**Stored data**
• • •
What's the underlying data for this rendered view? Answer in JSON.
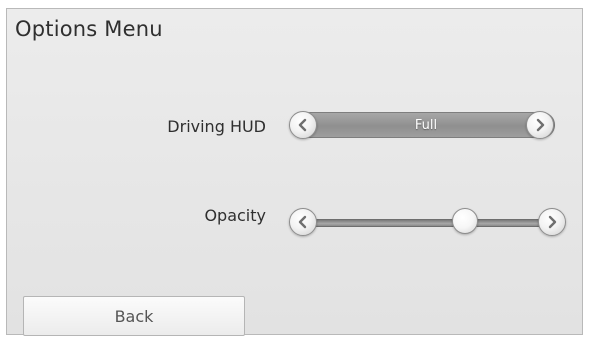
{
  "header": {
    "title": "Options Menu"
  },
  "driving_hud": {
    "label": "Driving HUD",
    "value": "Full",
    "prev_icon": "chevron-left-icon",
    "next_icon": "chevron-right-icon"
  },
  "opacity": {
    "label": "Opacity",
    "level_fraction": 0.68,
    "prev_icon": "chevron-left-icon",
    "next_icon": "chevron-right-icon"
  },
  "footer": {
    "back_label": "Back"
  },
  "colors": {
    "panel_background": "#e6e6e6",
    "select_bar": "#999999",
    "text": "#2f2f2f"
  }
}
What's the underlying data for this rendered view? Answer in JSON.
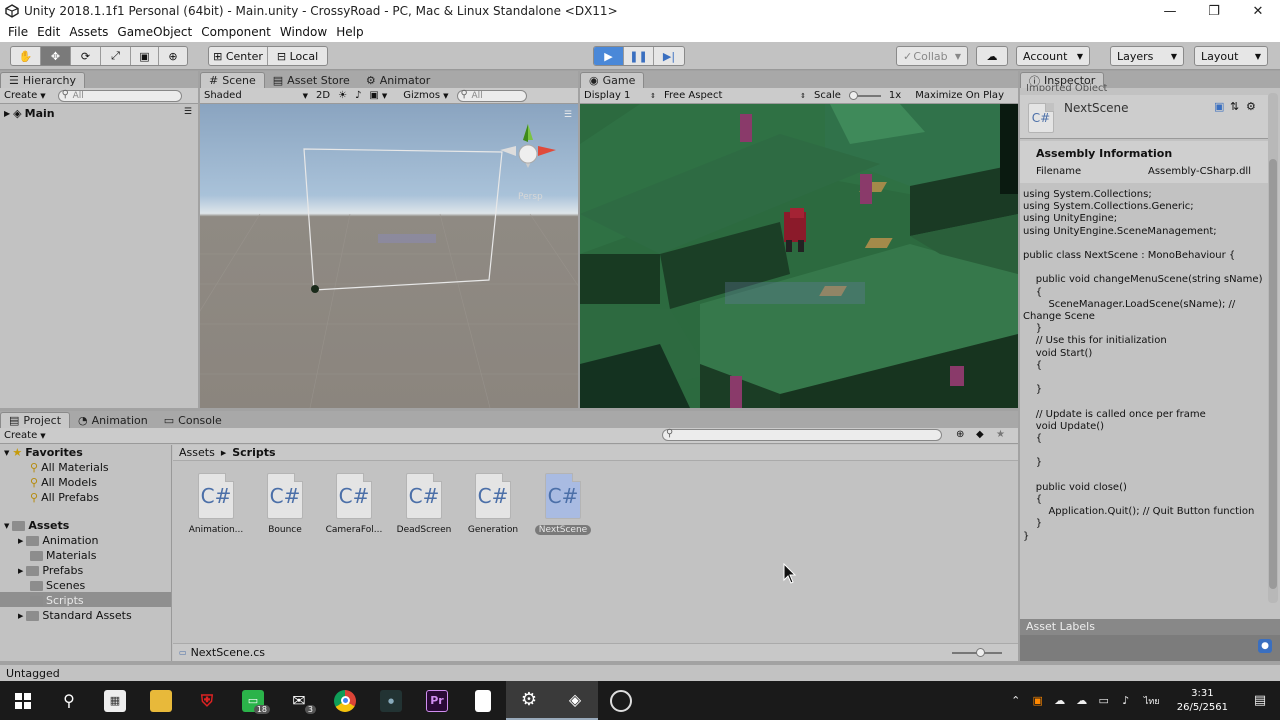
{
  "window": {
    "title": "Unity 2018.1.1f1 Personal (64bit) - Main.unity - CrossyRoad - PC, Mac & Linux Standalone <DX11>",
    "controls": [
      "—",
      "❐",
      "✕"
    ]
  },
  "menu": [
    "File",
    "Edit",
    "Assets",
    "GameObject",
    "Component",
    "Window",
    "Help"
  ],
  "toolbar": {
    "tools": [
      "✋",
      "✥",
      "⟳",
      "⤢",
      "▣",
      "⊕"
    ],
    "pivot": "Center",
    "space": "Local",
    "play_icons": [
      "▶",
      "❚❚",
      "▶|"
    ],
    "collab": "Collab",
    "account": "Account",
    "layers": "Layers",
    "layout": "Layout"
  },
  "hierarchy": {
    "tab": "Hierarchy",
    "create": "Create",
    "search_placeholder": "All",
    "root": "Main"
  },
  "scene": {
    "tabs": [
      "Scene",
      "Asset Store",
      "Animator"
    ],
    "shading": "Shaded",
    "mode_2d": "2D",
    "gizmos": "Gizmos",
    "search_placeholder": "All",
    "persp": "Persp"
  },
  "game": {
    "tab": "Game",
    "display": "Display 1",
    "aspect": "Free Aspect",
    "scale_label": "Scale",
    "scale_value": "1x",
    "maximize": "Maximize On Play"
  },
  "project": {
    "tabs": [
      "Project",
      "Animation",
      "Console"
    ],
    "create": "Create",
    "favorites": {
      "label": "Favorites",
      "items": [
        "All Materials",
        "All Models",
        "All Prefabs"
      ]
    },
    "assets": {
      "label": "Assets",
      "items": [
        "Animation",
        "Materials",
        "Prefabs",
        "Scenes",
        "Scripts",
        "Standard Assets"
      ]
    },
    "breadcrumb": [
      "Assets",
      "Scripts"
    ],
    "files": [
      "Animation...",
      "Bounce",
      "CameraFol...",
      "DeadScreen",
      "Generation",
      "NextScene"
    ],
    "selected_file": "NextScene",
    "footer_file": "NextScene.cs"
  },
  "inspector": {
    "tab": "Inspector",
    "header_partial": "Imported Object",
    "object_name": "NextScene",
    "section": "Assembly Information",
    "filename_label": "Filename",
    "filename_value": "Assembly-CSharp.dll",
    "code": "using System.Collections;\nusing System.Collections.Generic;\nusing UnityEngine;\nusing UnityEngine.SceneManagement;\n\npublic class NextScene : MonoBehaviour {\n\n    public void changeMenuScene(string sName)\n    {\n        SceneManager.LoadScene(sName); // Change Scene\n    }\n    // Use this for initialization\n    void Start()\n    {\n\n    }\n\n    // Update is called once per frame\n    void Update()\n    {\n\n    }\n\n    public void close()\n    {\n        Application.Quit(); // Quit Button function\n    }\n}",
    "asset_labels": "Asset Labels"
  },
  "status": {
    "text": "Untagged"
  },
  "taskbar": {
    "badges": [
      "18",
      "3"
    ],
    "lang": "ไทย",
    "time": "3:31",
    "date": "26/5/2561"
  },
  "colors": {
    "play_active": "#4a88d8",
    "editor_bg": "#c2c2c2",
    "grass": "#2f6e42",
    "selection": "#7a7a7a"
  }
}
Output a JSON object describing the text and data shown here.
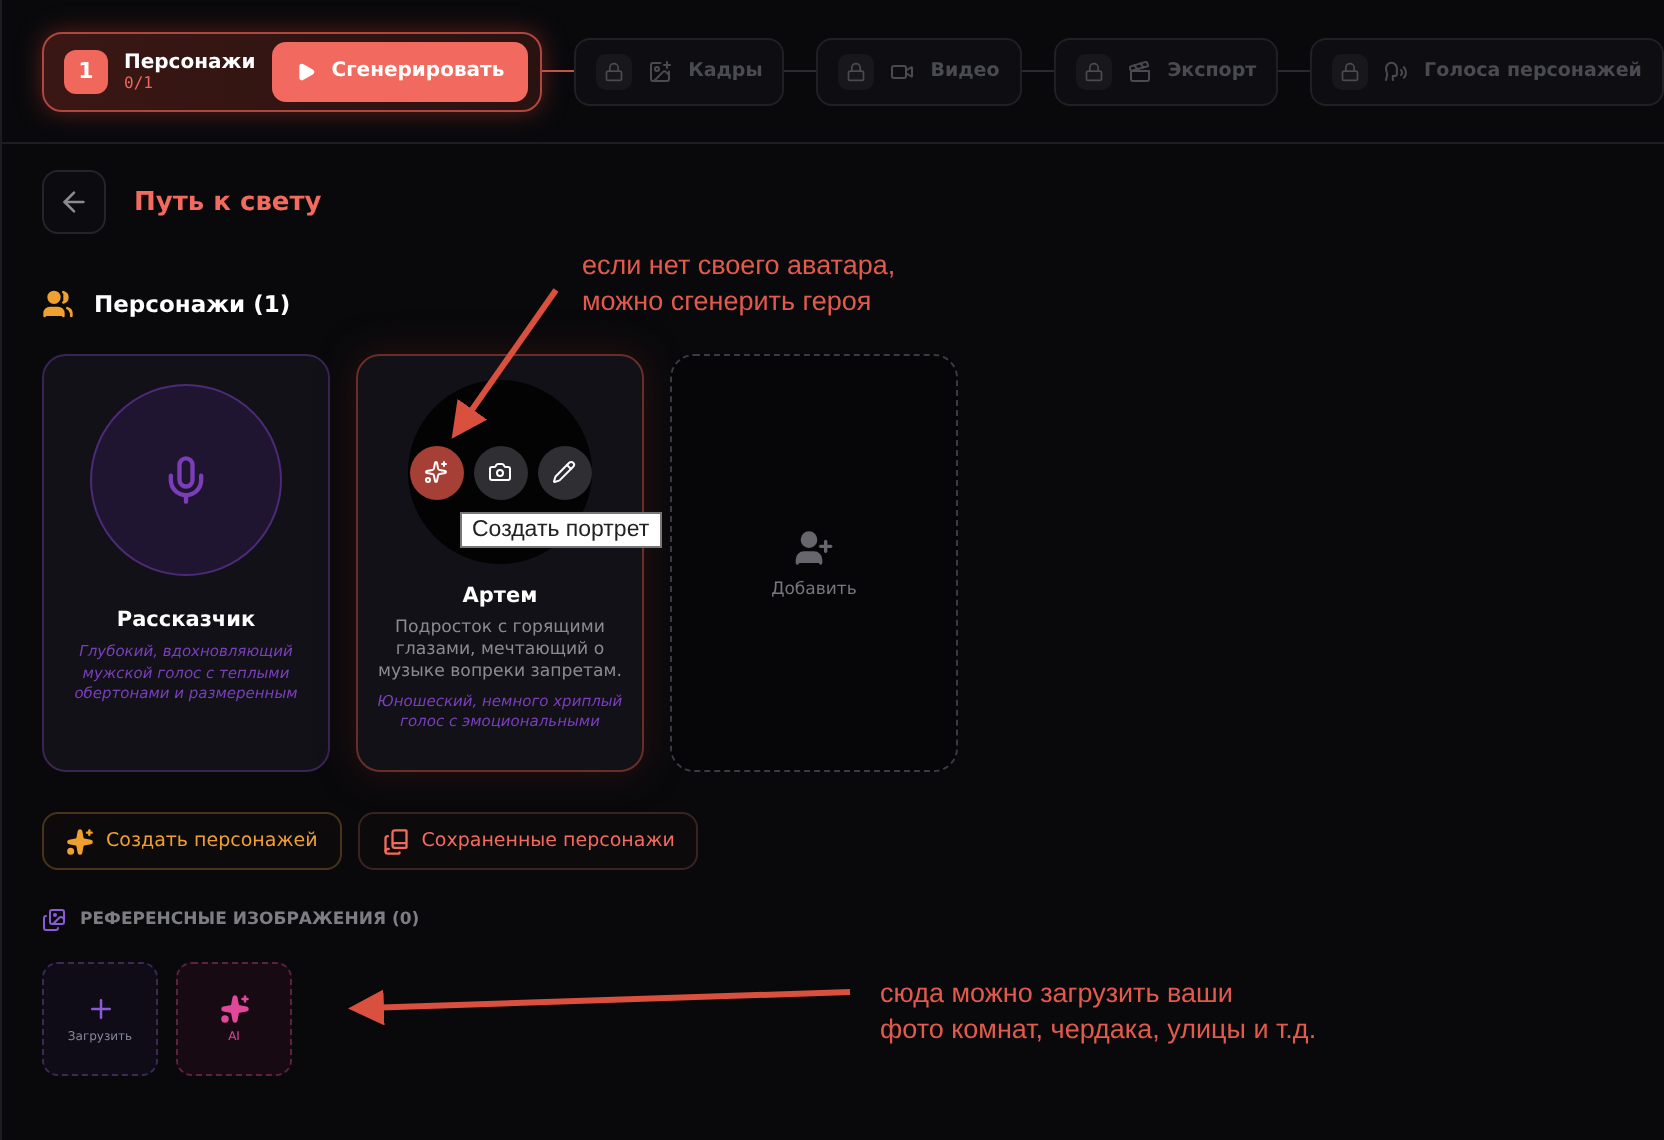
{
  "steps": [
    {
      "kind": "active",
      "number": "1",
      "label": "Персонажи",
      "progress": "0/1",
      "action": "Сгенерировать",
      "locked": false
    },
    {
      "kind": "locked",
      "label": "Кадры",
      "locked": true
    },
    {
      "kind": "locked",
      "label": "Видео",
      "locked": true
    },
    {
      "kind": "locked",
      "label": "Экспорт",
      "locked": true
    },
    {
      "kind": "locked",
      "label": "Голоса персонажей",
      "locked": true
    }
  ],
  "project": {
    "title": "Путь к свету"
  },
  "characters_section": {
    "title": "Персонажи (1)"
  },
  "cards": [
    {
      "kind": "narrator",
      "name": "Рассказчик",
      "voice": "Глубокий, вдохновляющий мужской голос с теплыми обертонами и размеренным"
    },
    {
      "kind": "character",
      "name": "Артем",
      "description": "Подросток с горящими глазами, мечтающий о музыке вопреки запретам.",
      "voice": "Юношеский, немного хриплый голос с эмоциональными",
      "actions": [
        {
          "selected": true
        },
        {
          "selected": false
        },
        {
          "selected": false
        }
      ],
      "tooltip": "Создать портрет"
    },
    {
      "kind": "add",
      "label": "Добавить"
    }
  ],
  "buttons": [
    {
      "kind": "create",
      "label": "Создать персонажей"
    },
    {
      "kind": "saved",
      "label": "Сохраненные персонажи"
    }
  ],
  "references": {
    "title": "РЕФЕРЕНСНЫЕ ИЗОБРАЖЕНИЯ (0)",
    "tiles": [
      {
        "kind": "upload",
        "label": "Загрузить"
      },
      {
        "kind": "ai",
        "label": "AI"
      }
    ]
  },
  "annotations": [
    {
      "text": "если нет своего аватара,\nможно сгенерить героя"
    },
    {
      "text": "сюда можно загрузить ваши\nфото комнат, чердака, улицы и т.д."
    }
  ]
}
• • •
**PROBLEM REQUIREMENTS**
Take each line of the material that contains the word "персонажей" and list it.

**ANSWER FOR THIS EXERCISE**
      "label": "Голоса персонажей",
      "label": "Создать персонажей"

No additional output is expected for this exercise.